Your answer should be a single number: how many lines in the data below hold the string "ylabel".

* [Dataset excerpt]
------

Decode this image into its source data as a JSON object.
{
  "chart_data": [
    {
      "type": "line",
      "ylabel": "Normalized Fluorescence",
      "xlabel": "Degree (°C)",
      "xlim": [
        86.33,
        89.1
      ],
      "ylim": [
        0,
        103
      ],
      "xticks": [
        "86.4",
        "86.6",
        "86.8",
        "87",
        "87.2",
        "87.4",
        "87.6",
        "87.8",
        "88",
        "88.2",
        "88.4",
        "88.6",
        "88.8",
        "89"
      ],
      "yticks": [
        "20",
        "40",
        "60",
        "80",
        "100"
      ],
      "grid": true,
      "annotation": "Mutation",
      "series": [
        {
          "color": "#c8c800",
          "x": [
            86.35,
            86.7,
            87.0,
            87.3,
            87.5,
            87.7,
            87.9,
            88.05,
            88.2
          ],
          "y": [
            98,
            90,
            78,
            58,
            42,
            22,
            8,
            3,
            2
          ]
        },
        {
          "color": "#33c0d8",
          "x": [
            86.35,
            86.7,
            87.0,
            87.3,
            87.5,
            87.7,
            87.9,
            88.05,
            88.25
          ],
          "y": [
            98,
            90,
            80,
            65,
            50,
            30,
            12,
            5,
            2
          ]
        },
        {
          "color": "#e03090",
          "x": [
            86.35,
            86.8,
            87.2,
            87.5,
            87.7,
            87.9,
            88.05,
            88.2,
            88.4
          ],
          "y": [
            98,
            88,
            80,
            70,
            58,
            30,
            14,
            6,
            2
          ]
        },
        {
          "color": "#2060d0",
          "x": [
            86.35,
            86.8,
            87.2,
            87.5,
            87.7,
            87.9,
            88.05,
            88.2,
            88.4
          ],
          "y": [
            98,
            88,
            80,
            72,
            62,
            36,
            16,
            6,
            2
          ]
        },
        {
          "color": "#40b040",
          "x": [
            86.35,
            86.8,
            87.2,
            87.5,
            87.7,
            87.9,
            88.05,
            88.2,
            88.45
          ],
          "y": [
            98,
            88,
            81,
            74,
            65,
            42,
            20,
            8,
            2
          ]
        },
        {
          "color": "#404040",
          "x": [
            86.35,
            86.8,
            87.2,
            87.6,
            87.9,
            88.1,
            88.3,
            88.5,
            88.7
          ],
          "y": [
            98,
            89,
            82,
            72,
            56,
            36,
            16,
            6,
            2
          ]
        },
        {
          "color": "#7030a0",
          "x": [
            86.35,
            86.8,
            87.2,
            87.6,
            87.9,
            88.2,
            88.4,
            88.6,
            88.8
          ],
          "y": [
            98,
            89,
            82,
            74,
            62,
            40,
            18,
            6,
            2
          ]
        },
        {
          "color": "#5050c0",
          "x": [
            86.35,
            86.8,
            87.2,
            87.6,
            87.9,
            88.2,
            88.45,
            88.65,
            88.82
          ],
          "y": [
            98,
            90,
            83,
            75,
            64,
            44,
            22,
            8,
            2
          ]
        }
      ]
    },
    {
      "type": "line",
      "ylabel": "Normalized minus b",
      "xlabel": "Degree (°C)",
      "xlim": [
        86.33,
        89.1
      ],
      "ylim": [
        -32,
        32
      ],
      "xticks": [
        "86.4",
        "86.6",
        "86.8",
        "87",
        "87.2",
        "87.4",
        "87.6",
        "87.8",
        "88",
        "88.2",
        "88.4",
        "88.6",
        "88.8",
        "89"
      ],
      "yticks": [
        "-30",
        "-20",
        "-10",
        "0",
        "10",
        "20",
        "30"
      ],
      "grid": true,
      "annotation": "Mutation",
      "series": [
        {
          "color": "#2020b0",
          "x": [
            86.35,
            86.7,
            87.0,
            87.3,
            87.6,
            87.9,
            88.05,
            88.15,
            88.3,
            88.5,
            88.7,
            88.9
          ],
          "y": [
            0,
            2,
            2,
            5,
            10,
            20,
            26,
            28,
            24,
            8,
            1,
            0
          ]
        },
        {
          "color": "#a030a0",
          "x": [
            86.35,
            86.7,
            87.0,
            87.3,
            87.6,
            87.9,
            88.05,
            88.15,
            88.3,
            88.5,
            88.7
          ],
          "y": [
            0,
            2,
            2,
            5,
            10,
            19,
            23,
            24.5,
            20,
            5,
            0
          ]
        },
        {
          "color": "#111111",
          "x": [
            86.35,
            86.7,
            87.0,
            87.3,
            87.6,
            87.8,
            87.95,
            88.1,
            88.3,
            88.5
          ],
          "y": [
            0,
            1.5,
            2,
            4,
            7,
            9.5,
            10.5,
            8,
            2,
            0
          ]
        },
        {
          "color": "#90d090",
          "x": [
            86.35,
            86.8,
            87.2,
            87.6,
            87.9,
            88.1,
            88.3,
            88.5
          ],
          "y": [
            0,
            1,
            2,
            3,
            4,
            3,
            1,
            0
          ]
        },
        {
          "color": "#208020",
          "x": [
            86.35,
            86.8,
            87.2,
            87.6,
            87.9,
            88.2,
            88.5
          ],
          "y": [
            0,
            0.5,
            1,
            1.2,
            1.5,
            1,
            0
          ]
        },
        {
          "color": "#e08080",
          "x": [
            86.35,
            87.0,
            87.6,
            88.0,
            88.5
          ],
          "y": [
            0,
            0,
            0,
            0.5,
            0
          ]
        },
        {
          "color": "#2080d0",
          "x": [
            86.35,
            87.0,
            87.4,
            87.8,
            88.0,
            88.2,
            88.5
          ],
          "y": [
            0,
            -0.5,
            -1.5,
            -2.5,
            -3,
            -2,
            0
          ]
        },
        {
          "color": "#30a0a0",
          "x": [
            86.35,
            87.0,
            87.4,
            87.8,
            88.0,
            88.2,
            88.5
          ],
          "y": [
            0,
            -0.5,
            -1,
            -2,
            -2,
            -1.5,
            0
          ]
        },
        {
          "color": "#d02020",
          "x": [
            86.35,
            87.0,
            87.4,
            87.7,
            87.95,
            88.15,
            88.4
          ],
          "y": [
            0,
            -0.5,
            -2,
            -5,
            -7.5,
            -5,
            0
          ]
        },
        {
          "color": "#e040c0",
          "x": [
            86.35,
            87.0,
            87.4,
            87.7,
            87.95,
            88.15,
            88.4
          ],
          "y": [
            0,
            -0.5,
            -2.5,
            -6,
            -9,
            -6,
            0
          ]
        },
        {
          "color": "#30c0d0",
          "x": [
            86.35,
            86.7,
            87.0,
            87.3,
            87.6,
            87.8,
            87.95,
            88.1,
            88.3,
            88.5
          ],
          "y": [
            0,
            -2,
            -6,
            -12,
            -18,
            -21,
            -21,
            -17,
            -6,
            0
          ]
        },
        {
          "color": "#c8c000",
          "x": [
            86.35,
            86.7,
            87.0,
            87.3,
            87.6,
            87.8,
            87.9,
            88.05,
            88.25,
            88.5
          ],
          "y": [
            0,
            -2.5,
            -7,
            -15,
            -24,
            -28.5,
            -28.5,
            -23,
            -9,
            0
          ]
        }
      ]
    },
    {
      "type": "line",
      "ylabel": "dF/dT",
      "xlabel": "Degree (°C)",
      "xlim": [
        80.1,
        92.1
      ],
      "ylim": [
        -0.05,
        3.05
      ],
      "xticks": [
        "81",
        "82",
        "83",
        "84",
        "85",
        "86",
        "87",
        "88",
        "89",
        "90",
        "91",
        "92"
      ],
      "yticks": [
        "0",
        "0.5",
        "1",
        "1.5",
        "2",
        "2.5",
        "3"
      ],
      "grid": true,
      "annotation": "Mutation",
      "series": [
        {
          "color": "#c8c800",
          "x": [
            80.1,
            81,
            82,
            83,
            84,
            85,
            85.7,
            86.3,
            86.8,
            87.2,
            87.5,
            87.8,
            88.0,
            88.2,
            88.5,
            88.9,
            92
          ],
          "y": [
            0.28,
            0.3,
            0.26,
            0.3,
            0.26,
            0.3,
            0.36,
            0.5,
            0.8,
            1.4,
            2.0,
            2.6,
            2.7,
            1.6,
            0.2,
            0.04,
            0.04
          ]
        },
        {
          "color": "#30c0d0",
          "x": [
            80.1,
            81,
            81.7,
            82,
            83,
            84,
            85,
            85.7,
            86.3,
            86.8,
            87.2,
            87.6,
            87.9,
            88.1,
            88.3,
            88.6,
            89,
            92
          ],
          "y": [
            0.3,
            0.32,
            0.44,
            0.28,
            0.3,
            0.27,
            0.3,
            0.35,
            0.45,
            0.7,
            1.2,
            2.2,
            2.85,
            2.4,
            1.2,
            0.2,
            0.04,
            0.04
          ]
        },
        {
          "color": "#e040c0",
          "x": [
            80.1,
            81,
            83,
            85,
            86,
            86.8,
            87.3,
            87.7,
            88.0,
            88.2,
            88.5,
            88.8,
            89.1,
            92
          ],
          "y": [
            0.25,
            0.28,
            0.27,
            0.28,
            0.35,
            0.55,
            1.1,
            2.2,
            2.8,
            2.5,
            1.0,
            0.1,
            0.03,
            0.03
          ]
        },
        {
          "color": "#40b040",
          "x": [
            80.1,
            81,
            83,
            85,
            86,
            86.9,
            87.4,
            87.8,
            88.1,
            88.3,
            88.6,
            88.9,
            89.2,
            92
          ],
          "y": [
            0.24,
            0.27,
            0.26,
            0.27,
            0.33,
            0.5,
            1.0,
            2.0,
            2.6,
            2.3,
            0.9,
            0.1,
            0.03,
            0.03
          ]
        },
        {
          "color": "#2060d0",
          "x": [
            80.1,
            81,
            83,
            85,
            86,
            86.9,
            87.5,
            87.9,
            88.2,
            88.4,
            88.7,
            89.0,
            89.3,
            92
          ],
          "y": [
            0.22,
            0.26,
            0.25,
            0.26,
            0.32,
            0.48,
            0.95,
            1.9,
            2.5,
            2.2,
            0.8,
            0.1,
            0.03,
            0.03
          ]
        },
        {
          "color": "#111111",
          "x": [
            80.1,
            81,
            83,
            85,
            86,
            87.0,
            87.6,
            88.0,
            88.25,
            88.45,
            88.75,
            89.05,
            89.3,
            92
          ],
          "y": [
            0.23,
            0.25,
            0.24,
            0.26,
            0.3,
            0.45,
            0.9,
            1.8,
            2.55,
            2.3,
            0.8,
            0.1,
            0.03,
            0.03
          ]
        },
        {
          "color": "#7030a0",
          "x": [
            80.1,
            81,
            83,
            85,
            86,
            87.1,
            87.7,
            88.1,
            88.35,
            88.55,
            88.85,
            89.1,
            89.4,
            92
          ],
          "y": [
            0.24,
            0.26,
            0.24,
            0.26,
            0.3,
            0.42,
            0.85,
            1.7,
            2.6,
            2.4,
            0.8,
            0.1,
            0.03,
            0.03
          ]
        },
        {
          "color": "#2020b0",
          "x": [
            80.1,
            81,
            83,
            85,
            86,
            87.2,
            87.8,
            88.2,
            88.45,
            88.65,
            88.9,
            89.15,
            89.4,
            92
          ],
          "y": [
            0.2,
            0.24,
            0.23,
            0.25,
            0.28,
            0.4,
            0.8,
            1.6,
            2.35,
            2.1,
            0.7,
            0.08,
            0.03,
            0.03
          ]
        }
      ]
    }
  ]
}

------

* [OUTPUT FOR THIS EXERCISE] 3